Task directions:
Where does the string "Parâmetros" appear? Copy every line of the entries below that holds it.

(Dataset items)
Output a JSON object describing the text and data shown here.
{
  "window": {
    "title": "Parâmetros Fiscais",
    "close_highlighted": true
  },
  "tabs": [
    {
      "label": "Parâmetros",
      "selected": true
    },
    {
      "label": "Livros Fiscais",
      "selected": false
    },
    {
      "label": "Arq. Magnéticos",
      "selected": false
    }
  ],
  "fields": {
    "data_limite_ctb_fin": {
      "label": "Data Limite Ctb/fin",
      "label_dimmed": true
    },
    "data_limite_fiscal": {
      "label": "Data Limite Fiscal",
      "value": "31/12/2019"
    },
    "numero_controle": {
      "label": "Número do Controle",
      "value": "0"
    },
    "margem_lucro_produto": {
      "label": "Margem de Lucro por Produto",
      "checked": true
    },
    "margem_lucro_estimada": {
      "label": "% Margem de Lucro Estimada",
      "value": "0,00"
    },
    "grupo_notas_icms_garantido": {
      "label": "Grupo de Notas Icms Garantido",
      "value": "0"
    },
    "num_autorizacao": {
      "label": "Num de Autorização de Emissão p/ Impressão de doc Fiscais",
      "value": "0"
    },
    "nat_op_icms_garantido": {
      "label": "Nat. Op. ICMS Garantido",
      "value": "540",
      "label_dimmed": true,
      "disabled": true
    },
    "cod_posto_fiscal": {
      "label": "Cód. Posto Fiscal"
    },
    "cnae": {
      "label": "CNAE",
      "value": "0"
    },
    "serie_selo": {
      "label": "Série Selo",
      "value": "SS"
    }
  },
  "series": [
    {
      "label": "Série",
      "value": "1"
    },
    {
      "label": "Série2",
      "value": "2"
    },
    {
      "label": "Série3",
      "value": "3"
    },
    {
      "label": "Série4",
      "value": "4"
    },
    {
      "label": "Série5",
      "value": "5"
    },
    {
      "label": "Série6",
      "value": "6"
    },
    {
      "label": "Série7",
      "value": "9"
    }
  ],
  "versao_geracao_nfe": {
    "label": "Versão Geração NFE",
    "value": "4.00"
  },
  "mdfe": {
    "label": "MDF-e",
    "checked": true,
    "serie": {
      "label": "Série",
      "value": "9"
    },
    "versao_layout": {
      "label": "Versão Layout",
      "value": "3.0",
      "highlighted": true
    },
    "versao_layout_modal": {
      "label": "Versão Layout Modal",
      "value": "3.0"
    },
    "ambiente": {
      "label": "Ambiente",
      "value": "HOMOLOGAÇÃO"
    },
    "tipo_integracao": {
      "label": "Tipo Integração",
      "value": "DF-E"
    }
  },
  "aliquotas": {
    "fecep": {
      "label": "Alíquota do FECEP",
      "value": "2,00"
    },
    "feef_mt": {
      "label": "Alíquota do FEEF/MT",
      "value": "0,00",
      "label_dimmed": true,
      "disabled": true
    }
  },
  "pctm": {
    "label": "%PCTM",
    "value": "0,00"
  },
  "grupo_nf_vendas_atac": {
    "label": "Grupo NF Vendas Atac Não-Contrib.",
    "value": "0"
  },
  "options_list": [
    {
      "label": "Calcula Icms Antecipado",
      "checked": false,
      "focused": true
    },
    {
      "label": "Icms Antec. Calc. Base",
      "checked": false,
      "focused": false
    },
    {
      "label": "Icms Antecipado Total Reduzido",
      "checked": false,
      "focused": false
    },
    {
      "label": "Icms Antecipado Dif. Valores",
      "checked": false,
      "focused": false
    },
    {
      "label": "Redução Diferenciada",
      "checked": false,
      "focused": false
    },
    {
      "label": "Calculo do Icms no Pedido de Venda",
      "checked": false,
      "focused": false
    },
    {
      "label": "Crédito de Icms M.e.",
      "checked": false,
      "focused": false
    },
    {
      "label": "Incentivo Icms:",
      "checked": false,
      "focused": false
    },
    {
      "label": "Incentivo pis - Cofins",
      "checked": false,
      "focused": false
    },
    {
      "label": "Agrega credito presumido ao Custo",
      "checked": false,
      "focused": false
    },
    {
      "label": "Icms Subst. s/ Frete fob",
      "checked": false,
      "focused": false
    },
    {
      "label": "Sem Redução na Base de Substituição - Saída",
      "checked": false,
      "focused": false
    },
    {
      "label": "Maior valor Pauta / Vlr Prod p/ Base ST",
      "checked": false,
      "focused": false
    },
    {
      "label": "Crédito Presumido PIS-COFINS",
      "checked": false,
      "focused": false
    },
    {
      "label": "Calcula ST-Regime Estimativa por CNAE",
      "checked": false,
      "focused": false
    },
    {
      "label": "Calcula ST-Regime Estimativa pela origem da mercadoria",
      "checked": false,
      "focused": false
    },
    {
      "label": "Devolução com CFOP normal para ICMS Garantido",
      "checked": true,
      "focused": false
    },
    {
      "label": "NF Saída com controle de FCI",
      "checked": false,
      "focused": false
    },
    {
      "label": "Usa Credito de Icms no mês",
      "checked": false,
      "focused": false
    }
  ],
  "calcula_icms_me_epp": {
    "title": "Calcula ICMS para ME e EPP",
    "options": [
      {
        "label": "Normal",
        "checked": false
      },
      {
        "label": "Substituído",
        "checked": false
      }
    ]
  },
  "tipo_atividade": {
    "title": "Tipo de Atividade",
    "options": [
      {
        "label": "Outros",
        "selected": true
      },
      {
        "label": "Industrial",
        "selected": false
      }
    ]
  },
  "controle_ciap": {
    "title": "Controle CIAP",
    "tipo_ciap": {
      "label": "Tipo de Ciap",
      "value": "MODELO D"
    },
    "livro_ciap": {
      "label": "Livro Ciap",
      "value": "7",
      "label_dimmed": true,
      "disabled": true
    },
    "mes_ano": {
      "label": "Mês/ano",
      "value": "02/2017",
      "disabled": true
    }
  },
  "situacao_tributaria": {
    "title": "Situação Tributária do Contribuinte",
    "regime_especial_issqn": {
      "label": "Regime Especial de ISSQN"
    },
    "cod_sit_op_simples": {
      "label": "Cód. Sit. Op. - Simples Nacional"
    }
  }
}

The completed task:
    "title": "Parâmetros Fiscais",
      "label": "Parâmetros",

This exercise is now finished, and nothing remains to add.